The records below must be transcribed exactly. Do not include the pictures.

## RECORDS FOR THIS EXERCISE

+ + +

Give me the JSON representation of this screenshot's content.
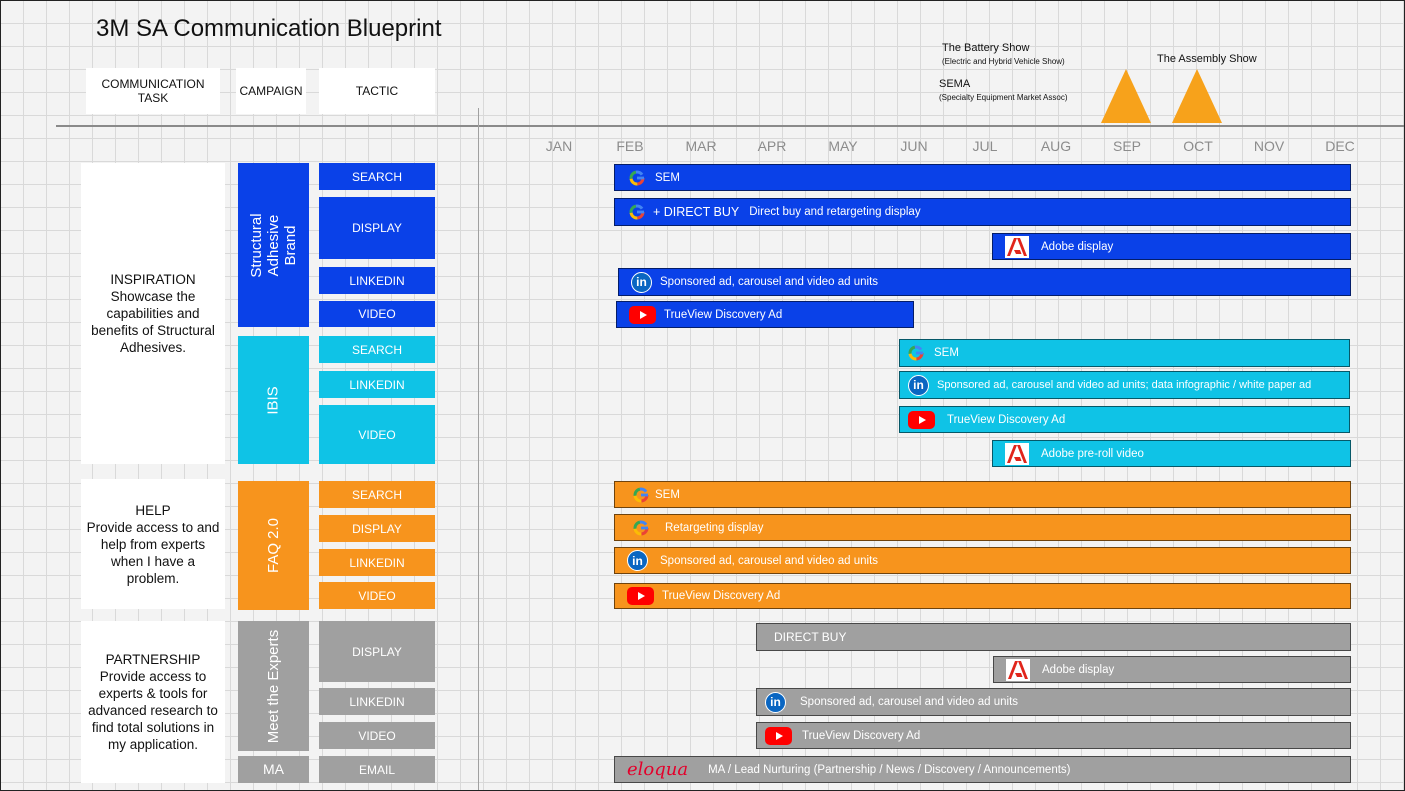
{
  "title": "3M SA Communication Blueprint",
  "headers": {
    "task": "COMMUNICATION TASK",
    "campaign": "CAMPAIGN",
    "tactic": "TACTIC"
  },
  "events": {
    "battery_show": "The Battery Show",
    "battery_show_sub": "(Electric and Hybrid Vehicle Show)",
    "sema": "SEMA",
    "sema_sub": "(Specialty Equipment Market Assoc)",
    "assembly_show": "The Assembly Show"
  },
  "months": [
    "JAN",
    "FEB",
    "MAR",
    "APR",
    "MAY",
    "JUN",
    "JUL",
    "AUG",
    "SEP",
    "OCT",
    "NOV",
    "DEC"
  ],
  "tasks": {
    "inspiration": "INSPIRATION\nShowcase the capabilities and benefits of Structural Adhesives.",
    "help": "HELP\nProvide access to and help from experts when I have a problem.",
    "partnership": "PARTNERSHIP\nProvide access to experts & tools for advanced research to find total solutions in my application."
  },
  "campaigns": {
    "sa_brand": "Structural Adhesive Brand",
    "ibis": "IBIS",
    "faq": "FAQ 2.0",
    "experts": "Meet the Experts",
    "ma": "MA"
  },
  "tactics": {
    "search": "SEARCH",
    "display": "DISPLAY",
    "linkedin": "LINKEDIN",
    "video": "VIDEO",
    "email": "EMAIL"
  },
  "bars": {
    "b1": "SEM",
    "b2_prefix": "+ DIRECT BUY",
    "b2": "Direct buy and retargeting display",
    "b3": "Adobe display",
    "b4": "Sponsored ad, carousel and video ad units",
    "b5": "TrueView Discovery Ad",
    "c1": "SEM",
    "c2": "Sponsored ad, carousel and video ad units; data infographic / white paper ad",
    "c3": "TrueView Discovery Ad",
    "c4": "Adobe pre-roll video",
    "o1": "SEM",
    "o2": "Retargeting display",
    "o3": "Sponsored ad, carousel and video ad units",
    "o4": "TrueView Discovery Ad",
    "g1": "DIRECT BUY",
    "g2": "Adobe display",
    "g3": "Sponsored ad, carousel and video ad units",
    "g4": "TrueView Discovery Ad",
    "g5": "MA / Lead Nurturing (Partnership / News / Discovery / Announcements)",
    "eloqua_logo": "eloqua"
  },
  "colors": {
    "blue": "#0a41e8",
    "cyan": "#0fc3e6",
    "orange": "#f7941d",
    "gray": "#a0a0a0",
    "triangle": "#f7a21b"
  }
}
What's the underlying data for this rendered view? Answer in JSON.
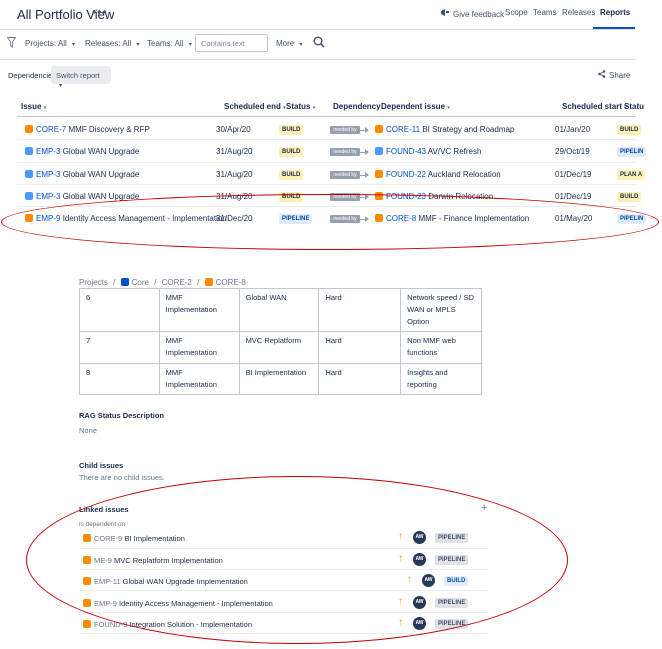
{
  "header": {
    "title": "All Portfolio View",
    "more_glyph": "•••",
    "give_feedback": "Give feedback",
    "nav": [
      "Scope",
      "Teams",
      "Releases",
      "Reports"
    ],
    "active_tab": "Reports"
  },
  "filters": {
    "projects": "Projects: All",
    "releases": "Releases: All",
    "teams": "Teams: All",
    "search_placeholder": "Contains text",
    "more": "More"
  },
  "toolbar": {
    "dependencies": "Dependencies",
    "switch_report": "Switch report",
    "share": "Share"
  },
  "columns": [
    "Issue",
    "Scheduled end",
    "Status",
    "Dependency",
    "Dependent issue",
    "Scheduled start",
    "Statu"
  ],
  "rows": [
    {
      "key": "CORE-7",
      "issue": "MMF Discovery & RFP",
      "icon": "story-orange",
      "end": "30/Apr/20",
      "status": "BUILD",
      "dep": "needed by",
      "dkey": "CORE-11",
      "dissue": "BI Strategy and Roadmap",
      "dicon": "story-orange",
      "start": "01/Jan/20",
      "dstatus": "BUILD"
    },
    {
      "key": "EMP-3",
      "issue": "Global WAN Upgrade",
      "icon": "task-blue",
      "end": "31/Aug/20",
      "status": "BUILD",
      "dep": "needed by",
      "dkey": "FOUND-43",
      "dissue": "AV/VC Refresh",
      "dicon": "task-blue",
      "start": "29/Oct/19",
      "dstatus": "PIPELIN"
    },
    {
      "key": "EMP-3",
      "issue": "Global WAN Upgrade",
      "icon": "task-blue",
      "end": "31/Aug/20",
      "status": "BUILD",
      "dep": "needed by",
      "dkey": "FOUND-22",
      "dissue": "Auckland Relocation",
      "dicon": "story-orange",
      "start": "01/Dec/19",
      "dstatus": "PLAN A"
    },
    {
      "key": "EMP-3",
      "issue": "Global WAN Upgrade",
      "icon": "task-blue",
      "end": "31/Aug/20",
      "status": "BUILD",
      "dep": "needed by",
      "dkey": "FOUND-23",
      "dissue": "Darwin Relocation",
      "dicon": "story-orange",
      "start": "01/Dec/19",
      "dstatus": "BUILD"
    },
    {
      "key": "EMP-9",
      "issue": "Identity Access Management - Implementation",
      "icon": "story-orange",
      "end": "31/Dec/20",
      "status": "PIPELINE",
      "dep": "needed by",
      "dkey": "CORE-8",
      "dissue": "MMF - Finance Implementation",
      "dicon": "story-orange",
      "start": "01/May/20",
      "dstatus": "PIPELIN"
    }
  ],
  "breadcrumb": [
    "Projects",
    "/",
    "Core",
    "/",
    "CORE-2",
    "/",
    "CORE-8"
  ],
  "detail_table": [
    [
      "6",
      "MMF Implementation",
      "Global WAN",
      "Hard",
      "Network speed / SD WAN or MPLS Option"
    ],
    [
      "7",
      "MMF Implementation",
      "MVC Replatform",
      "Hard",
      "Non MMF web functions"
    ],
    [
      "8",
      "MMF Implementation",
      "BI Implementation",
      "Hard",
      "Insights and reporting"
    ]
  ],
  "rag": {
    "title": "RAG Status Description",
    "value": "None"
  },
  "child": {
    "title": "Child issues",
    "value": "There are no child issues."
  },
  "linked": {
    "title": "Linked issues",
    "relation": "is dependent on",
    "add": "+",
    "items": [
      {
        "key": "CORE-9",
        "summary": "BI Implementation",
        "assignee": "AW",
        "status": "PIPELINE"
      },
      {
        "key": "ME-9",
        "summary": "MVC Replatform Implementation",
        "assignee": "AW",
        "status": "PIPELINE"
      },
      {
        "key": "EMP-11",
        "summary": "Global WAN Upgrade Implementation",
        "assignee": "AW",
        "status": "BUILD"
      },
      {
        "key": "EMP-9",
        "summary": "Identity Access Management - Implementation",
        "assignee": "AW",
        "status": "PIPELINE"
      },
      {
        "key": "FOUND-9",
        "summary": "Integration Solution - Implementation",
        "assignee": "AW",
        "status": "PIPELINE"
      }
    ]
  },
  "colors": {
    "link": "#0052cc",
    "annotation": "#c40000",
    "priority": "#ff8b00"
  }
}
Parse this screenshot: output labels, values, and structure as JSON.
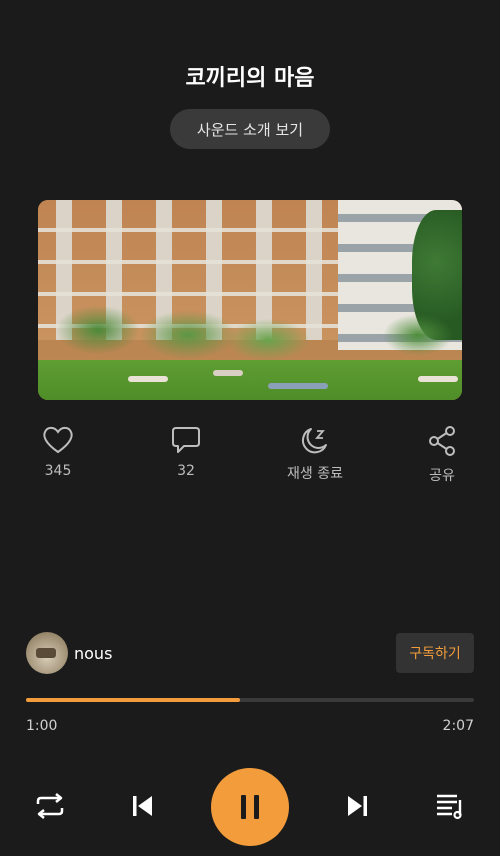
{
  "sound": {
    "title": "코끼리의 마음",
    "intro_label": "사운드 소개 보기"
  },
  "actions": {
    "like_count": "345",
    "comment_count": "32",
    "sleep_timer_label": "재생 종료",
    "share_label": "공유"
  },
  "author": {
    "name": "nous",
    "subscribe_label": "구독하기"
  },
  "playback": {
    "current_time": "1:00",
    "total_time": "2:07",
    "progress_fraction": 0.478
  },
  "colors": {
    "background": "#1b1b1b",
    "accent": "#f39c3c"
  },
  "icons": {
    "like": "heart-icon",
    "comment": "chat-bubble-icon",
    "sleep": "moon-zz-icon",
    "share": "share-icon",
    "repeat": "repeat-icon",
    "previous": "skip-previous-icon",
    "pause": "pause-icon",
    "next": "skip-next-icon",
    "playlist": "playlist-icon"
  }
}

+ + +

## RESPONSE BELOW
Give me the JSON representation of this screenshot's content.
{
  "title": "3M SA Communication Blueprint",
  "headers": {
    "task": "COMMUNICATION TASK",
    "campaign": "CAMPAIGN",
    "tactic": "TACTIC"
  },
  "events": {
    "battery_show": "The Battery Show",
    "battery_show_sub": "(Electric and Hybrid Vehicle Show)",
    "sema": "SEMA",
    "sema_sub": "(Specialty Equipment Market Assoc)",
    "assembly_show": "The Assembly Show"
  },
  "months": [
    "JAN",
    "FEB",
    "MAR",
    "APR",
    "MAY",
    "JUN",
    "JUL",
    "AUG",
    "SEP",
    "OCT",
    "NOV",
    "DEC"
  ],
  "tasks": {
    "inspiration": "INSPIRATION\nShowcase the capabilities and benefits of Structural Adhesives.",
    "help": "HELP\nProvide access to and help from experts when I have a problem.",
    "partnership": "PARTNERSHIP\nProvide access to experts & tools for advanced research to find total solutions in my application."
  },
  "campaigns": {
    "sa_brand": "Structural Adhesive Brand",
    "ibis": "IBIS",
    "faq": "FAQ 2.0",
    "experts": "Meet the Experts",
    "ma": "MA"
  },
  "tactics": {
    "search": "SEARCH",
    "display": "DISPLAY",
    "linkedin": "LINKEDIN",
    "video": "VIDEO",
    "email": "EMAIL"
  },
  "bars": {
    "b1": "SEM",
    "b2_prefix": "+ DIRECT BUY",
    "b2": "Direct buy and retargeting display",
    "b3": "Adobe display",
    "b4": "Sponsored ad, carousel and video ad units",
    "b5": "TrueView Discovery Ad",
    "c1": "SEM",
    "c2": "Sponsored ad, carousel and video ad units; data infographic / white paper ad",
    "c3": "TrueView Discovery Ad",
    "c4": "Adobe pre-roll video",
    "o1": "SEM",
    "o2": "Retargeting display",
    "o3": "Sponsored ad, carousel and video ad units",
    "o4": "TrueView Discovery Ad",
    "g1": "DIRECT BUY",
    "g2": "Adobe display",
    "g3": "Sponsored ad, carousel and video ad units",
    "g4": "TrueView Discovery Ad",
    "g5": "MA / Lead Nurturing (Partnership / News / Discovery / Announcements)",
    "eloqua_logo": "eloqua"
  },
  "colors": {
    "blue": "#0a41e8",
    "cyan": "#0fc3e6",
    "orange": "#f7941d",
    "gray": "#a0a0a0",
    "triangle": "#f7a21b"
  }
}
What's the underlying data for this rendered view? Answer in JSON.
{
  "header": {
    "title": "All Portfolio View",
    "more_glyph": "•••",
    "give_feedback": "Give feedback",
    "nav": [
      "Scope",
      "Teams",
      "Releases",
      "Reports"
    ],
    "active_tab": "Reports"
  },
  "filters": {
    "projects": "Projects: All",
    "releases": "Releases: All",
    "teams": "Teams: All",
    "search_placeholder": "Contains text",
    "more": "More"
  },
  "toolbar": {
    "dependencies": "Dependencies",
    "switch_report": "Switch report",
    "share": "Share"
  },
  "columns": [
    "Issue",
    "Scheduled end",
    "Status",
    "Dependency",
    "Dependent issue",
    "Scheduled start",
    "Statu"
  ],
  "rows": [
    {
      "key": "CORE-7",
      "issue": "MMF Discovery & RFP",
      "icon": "story-orange",
      "end": "30/Apr/20",
      "status": "BUILD",
      "dep": "needed by",
      "dkey": "CORE-11",
      "dissue": "BI Strategy and Roadmap",
      "dicon": "story-orange",
      "start": "01/Jan/20",
      "dstatus": "BUILD"
    },
    {
      "key": "EMP-3",
      "issue": "Global WAN Upgrade",
      "icon": "task-blue",
      "end": "31/Aug/20",
      "status": "BUILD",
      "dep": "needed by",
      "dkey": "FOUND-43",
      "dissue": "AV/VC Refresh",
      "dicon": "task-blue",
      "start": "29/Oct/19",
      "dstatus": "PIPELIN"
    },
    {
      "key": "EMP-3",
      "issue": "Global WAN Upgrade",
      "icon": "task-blue",
      "end": "31/Aug/20",
      "status": "BUILD",
      "dep": "needed by",
      "dkey": "FOUND-22",
      "dissue": "Auckland Relocation",
      "dicon": "story-orange",
      "start": "01/Dec/19",
      "dstatus": "PLAN A"
    },
    {
      "key": "EMP-3",
      "issue": "Global WAN Upgrade",
      "icon": "task-blue",
      "end": "31/Aug/20",
      "status": "BUILD",
      "dep": "needed by",
      "dkey": "FOUND-23",
      "dissue": "Darwin Relocation",
      "dicon": "story-orange",
      "start": "01/Dec/19",
      "dstatus": "BUILD"
    },
    {
      "key": "EMP-9",
      "issue": "Identity Access Management - Implementation",
      "icon": "story-orange",
      "end": "31/Dec/20",
      "status": "PIPELINE",
      "dep": "needed by",
      "dkey": "CORE-8",
      "dissue": "MMF - Finance Implementation",
      "dicon": "story-orange",
      "start": "01/May/20",
      "dstatus": "PIPELIN"
    }
  ],
  "breadcrumb": [
    "Projects",
    "/",
    "Core",
    "/",
    "CORE-2",
    "/",
    "CORE-8"
  ],
  "detail_table": [
    [
      "6",
      "MMF Implementation",
      "Global WAN",
      "Hard",
      "Network speed / SD WAN or MPLS Option"
    ],
    [
      "7",
      "MMF Implementation",
      "MVC Replatform",
      "Hard",
      "Non MMF web functions"
    ],
    [
      "8",
      "MMF Implementation",
      "BI Implementation",
      "Hard",
      "Insights and reporting"
    ]
  ],
  "rag": {
    "title": "RAG Status Description",
    "value": "None"
  },
  "child": {
    "title": "Child issues",
    "value": "There are no child issues."
  },
  "linked": {
    "title": "Linked issues",
    "relation": "is dependent on",
    "add": "+",
    "items": [
      {
        "key": "CORE-9",
        "summary": "BI Implementation",
        "assignee": "AW",
        "status": "PIPELINE"
      },
      {
        "key": "ME-9",
        "summary": "MVC Replatform Implementation",
        "assignee": "AW",
        "status": "PIPELINE"
      },
      {
        "key": "EMP-11",
        "summary": "Global WAN Upgrade Implementation",
        "assignee": "AW",
        "status": "BUILD"
      },
      {
        "key": "EMP-9",
        "summary": "Identity Access Management - Implementation",
        "assignee": "AW",
        "status": "PIPELINE"
      },
      {
        "key": "FOUND-9",
        "summary": "Integration Solution - Implementation",
        "assignee": "AW",
        "status": "PIPELINE"
      }
    ]
  },
  "colors": {
    "link": "#0052cc",
    "annotation": "#c40000",
    "priority": "#ff8b00"
  }
}
Parse this screenshot: output labels, values, and structure as JSON.
{
  "sound": {
    "title": "코끼리의 마음",
    "intro_label": "사운드 소개 보기"
  },
  "actions": {
    "like_count": "345",
    "comment_count": "32",
    "sleep_timer_label": "재생 종료",
    "share_label": "공유"
  },
  "author": {
    "name": "nous",
    "subscribe_label": "구독하기"
  },
  "playback": {
    "current_time": "1:00",
    "total_time": "2:07",
    "progress_fraction": 0.478
  },
  "colors": {
    "background": "#1b1b1b",
    "accent": "#f39c3c"
  },
  "icons": {
    "like": "heart-icon",
    "comment": "chat-bubble-icon",
    "sleep": "moon-zz-icon",
    "share": "share-icon",
    "repeat": "repeat-icon",
    "previous": "skip-previous-icon",
    "pause": "pause-icon",
    "next": "skip-next-icon",
    "playlist": "playlist-icon"
  }
}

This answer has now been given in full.